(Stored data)

_ _ _ _

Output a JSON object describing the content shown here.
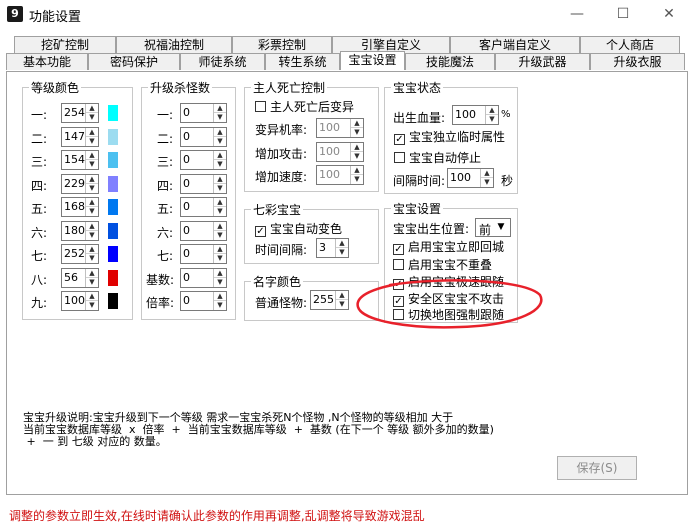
{
  "window": {
    "title": "功能设置",
    "app_icon": "9"
  },
  "tabs_row1": [
    "挖矿控制",
    "祝福油控制",
    "彩票控制",
    "引擎自定义",
    "客户端自定义",
    "个人商店"
  ],
  "tabs_row2": [
    "基本功能",
    "密码保护",
    "师徒系统",
    "转生系统",
    "宝宝设置",
    "技能魔法",
    "升级武器",
    "升级衣服"
  ],
  "active_tab": "宝宝设置",
  "level_colors": {
    "title": "等级颜色",
    "rows": [
      {
        "label": "一:",
        "value": "254",
        "color": "#00ffff"
      },
      {
        "label": "二:",
        "value": "147",
        "color": "#9cdcf0"
      },
      {
        "label": "三:",
        "value": "154",
        "color": "#4cc0f0"
      },
      {
        "label": "四:",
        "value": "229",
        "color": "#8080ff"
      },
      {
        "label": "五:",
        "value": "168",
        "color": "#0078f0"
      },
      {
        "label": "六:",
        "value": "180",
        "color": "#0050e0"
      },
      {
        "label": "七:",
        "value": "252",
        "color": "#0000ff"
      },
      {
        "label": "八:",
        "value": "56",
        "color": "#e00000"
      },
      {
        "label": "九:",
        "value": "100",
        "color": "#000000"
      }
    ]
  },
  "kill_count": {
    "title": "升级杀怪数",
    "rows": [
      {
        "label": "一:",
        "value": "0"
      },
      {
        "label": "二:",
        "value": "0"
      },
      {
        "label": "三:",
        "value": "0"
      },
      {
        "label": "四:",
        "value": "0"
      },
      {
        "label": "五:",
        "value": "0"
      },
      {
        "label": "六:",
        "value": "0"
      },
      {
        "label": "七:",
        "value": "0"
      },
      {
        "label": "基数:",
        "value": "0"
      },
      {
        "label": "倍率:",
        "value": "0"
      }
    ]
  },
  "owner_death": {
    "title": "主人死亡控制",
    "mutate_label": "主人死亡后变异",
    "rows": [
      {
        "label": "变异机率:",
        "value": "100"
      },
      {
        "label": "增加攻击:",
        "value": "100"
      },
      {
        "label": "增加速度:",
        "value": "100"
      }
    ]
  },
  "rainbow": {
    "title": "七彩宝宝",
    "auto_color_label": "宝宝自动变色",
    "interval_label": "时间间隔:",
    "interval_value": "3"
  },
  "name_color": {
    "title": "名字颜色",
    "label": "普通怪物:",
    "value": "255"
  },
  "baby_status": {
    "title": "宝宝状态",
    "hp_label": "出生血量:",
    "hp_value": "100",
    "hp_unit": "%",
    "independent_label": "宝宝独立临时属性",
    "auto_stop_label": "宝宝自动停止",
    "interval_label": "间隔时间:",
    "interval_value": "100",
    "interval_unit": "秒"
  },
  "baby_settings": {
    "title": "宝宝设置",
    "spawn_label": "宝宝出生位置:",
    "spawn_value": "前",
    "options": [
      {
        "label": "启用宝宝立即回城",
        "checked": true
      },
      {
        "label": "启用宝宝不重叠",
        "checked": false
      },
      {
        "label": "启用宝宝极速跟随",
        "checked": true
      },
      {
        "label": "安全区宝宝不攻击",
        "checked": true
      },
      {
        "label": "切换地图强制跟随",
        "checked": false
      }
    ]
  },
  "description": "宝宝升级说明:宝宝升级到下一个等级 需求一宝宝杀死N个怪物 ,N个怪物的等级相加 大于\n当前宝宝数据库等级  x  倍率  +  当前宝宝数据库等级  +  基数 (在下一个 等级 额外多加的数量)\n +  一 到 七级 对应的 数量。",
  "save_button": "保存(S)",
  "warning": "调整的参数立即生效,在线时请确认此参数的作用再调整,乱调整将导致游戏混乱",
  "colors": {
    "annotation": "#e8212b",
    "warning": "#d01010"
  }
}
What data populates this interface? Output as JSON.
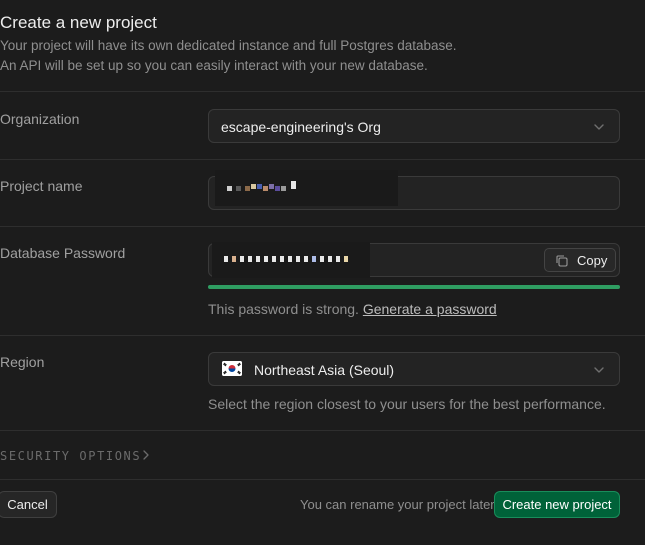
{
  "header": {
    "title": "Create a new project",
    "subtitle_line1": "Your project will have its own dedicated instance and full Postgres database.",
    "subtitle_line2": "An API will be set up so you can easily interact with your new database."
  },
  "organization": {
    "label": "Organization",
    "value": "escape-engineering's Org"
  },
  "project_name": {
    "label": "Project name",
    "value": ""
  },
  "database_password": {
    "label": "Database Password",
    "value": "",
    "copy_label": "Copy",
    "strength_text": "This password is strong.",
    "generate_link": "Generate a password",
    "strength_color": "#2f9e62"
  },
  "region": {
    "label": "Region",
    "value": "Northeast Asia (Seoul)",
    "flag_icon": "south-korea-flag-icon",
    "helper": "Select the region closest to your users for the best performance."
  },
  "security": {
    "label": "SECURITY OPTIONS"
  },
  "footer": {
    "cancel_label": "Cancel",
    "rename_note": "You can rename your project later",
    "create_label": "Create new project",
    "accent": "#006239"
  }
}
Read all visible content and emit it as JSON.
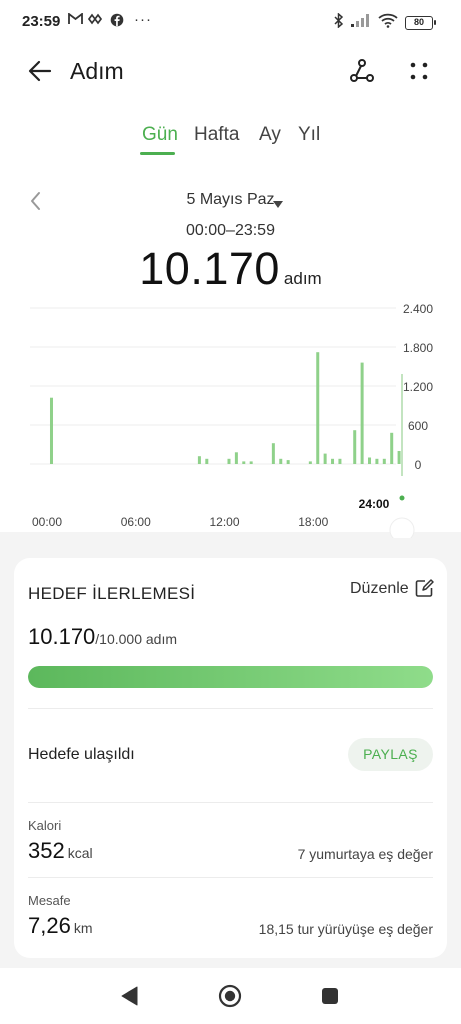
{
  "status_bar": {
    "time": "23:59",
    "battery": "80",
    "more": "···"
  },
  "header": {
    "title": "Adım"
  },
  "tabs": [
    {
      "label": "Gün",
      "active": true
    },
    {
      "label": "Hafta",
      "active": false
    },
    {
      "label": "Ay",
      "active": false
    },
    {
      "label": "Yıl",
      "active": false
    }
  ],
  "date": {
    "label": "5 Mayıs Paz",
    "range": "00:00–23:59"
  },
  "summary": {
    "steps": "10.170",
    "unit": "adım"
  },
  "chart_data": {
    "type": "bar",
    "x_range": [
      "00:00",
      "24:00"
    ],
    "x_ticks": [
      "00:00",
      "06:00",
      "12:00",
      "18:00"
    ],
    "current_label": "24:00",
    "y_ticks": [
      "2.400",
      "1.800",
      "1.200",
      "600",
      "0"
    ],
    "ylim": [
      0,
      2400
    ],
    "grid": true,
    "color": "#8fd18a",
    "points": [
      {
        "h": 1.25,
        "v": 1020
      },
      {
        "h": 11.25,
        "v": 120
      },
      {
        "h": 11.75,
        "v": 80
      },
      {
        "h": 13.25,
        "v": 80
      },
      {
        "h": 13.75,
        "v": 180
      },
      {
        "h": 14.25,
        "v": 40
      },
      {
        "h": 14.75,
        "v": 40
      },
      {
        "h": 16.25,
        "v": 320
      },
      {
        "h": 16.75,
        "v": 80
      },
      {
        "h": 17.25,
        "v": 60
      },
      {
        "h": 18.75,
        "v": 40
      },
      {
        "h": 19.25,
        "v": 1720
      },
      {
        "h": 19.75,
        "v": 160
      },
      {
        "h": 20.25,
        "v": 80
      },
      {
        "h": 20.75,
        "v": 80
      },
      {
        "h": 21.75,
        "v": 520
      },
      {
        "h": 22.25,
        "v": 1560
      },
      {
        "h": 22.75,
        "v": 100
      },
      {
        "h": 23.25,
        "v": 80
      },
      {
        "h": 23.75,
        "v": 80
      },
      {
        "h": 24.25,
        "v": 480
      },
      {
        "h": 24.75,
        "v": 200
      }
    ]
  },
  "goal": {
    "title": "HEDEF İLERLEMESİ",
    "edit_label": "Düzenle",
    "current": "10.170",
    "target_text": "/10.000 adım",
    "progress": 1.0,
    "reached_text": "Hedefe ulaşıldı",
    "share_label": "PAYLAŞ"
  },
  "calories": {
    "label": "Kalori",
    "value": "352",
    "unit": "kcal",
    "equiv": "7 yumurtaya eş değer"
  },
  "distance": {
    "label": "Mesafe",
    "value": "7,26",
    "unit": "km",
    "equiv": "18,15 tur yürüyüşe eş değer"
  },
  "colors": {
    "accent": "#4caf50",
    "bar": "#8fd18a",
    "progress_start": "#5cb85c",
    "progress_end": "#8fdc8a"
  },
  "icons": [
    "back-arrow-icon",
    "route-share-icon",
    "more-dots-icon",
    "date-prev-icon",
    "dropdown-caret-icon",
    "edit-icon",
    "nav-back-icon",
    "nav-home-icon",
    "nav-recents-icon"
  ]
}
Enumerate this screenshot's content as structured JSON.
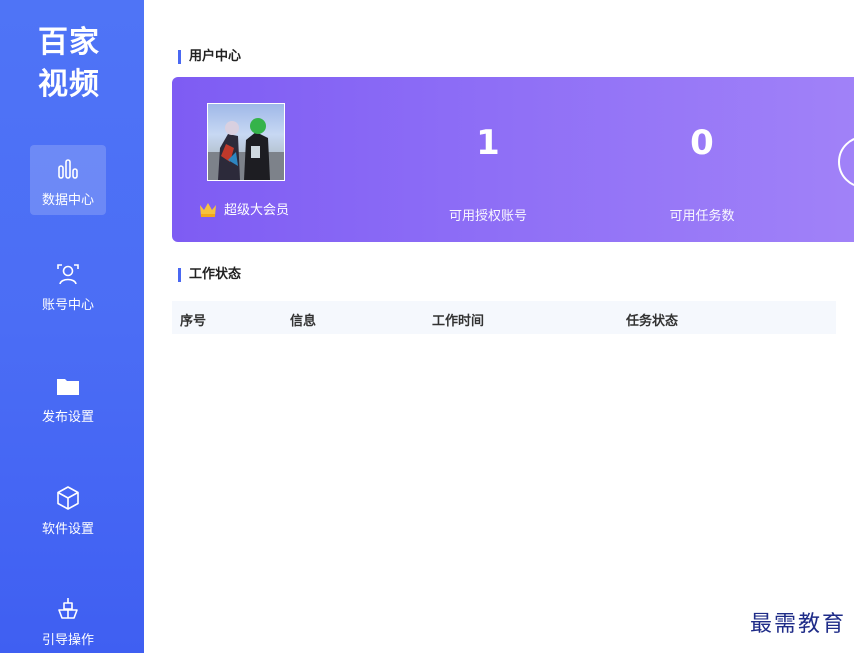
{
  "sidebar": {
    "brand_line1": "百家",
    "brand_line2": "视频",
    "items": [
      {
        "label": "数据中心",
        "icon": "bar-chart-icon",
        "active": true
      },
      {
        "label": "账号中心",
        "icon": "user-scan-icon"
      },
      {
        "label": "发布设置",
        "icon": "folder-icon"
      },
      {
        "label": "软件设置",
        "icon": "cube-icon"
      },
      {
        "label": "引导操作",
        "icon": "ship-icon"
      }
    ]
  },
  "user_center": {
    "title": "用户中心",
    "member_label": "超级大会员",
    "stats": [
      {
        "value": "1",
        "label": "可用授权账号"
      },
      {
        "value": "0",
        "label": "可用任务数"
      }
    ]
  },
  "work_status": {
    "title": "工作状态",
    "columns": [
      "序号",
      "信息",
      "工作时间",
      "任务状态"
    ]
  },
  "watermark": "最需教育",
  "colors": {
    "sidebar": "#4b6df5",
    "card_start": "#7e5cf3",
    "card_end": "#a182f8",
    "accent": "#4a68f2",
    "crown": "#f6c23e"
  }
}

_ _ _ _

**Your goal:**
Pull out every line of the entries that includes the word "Output".

**The response:**
Output a JSON object describing the content shown here.
What data populates this interface? Output as JSON.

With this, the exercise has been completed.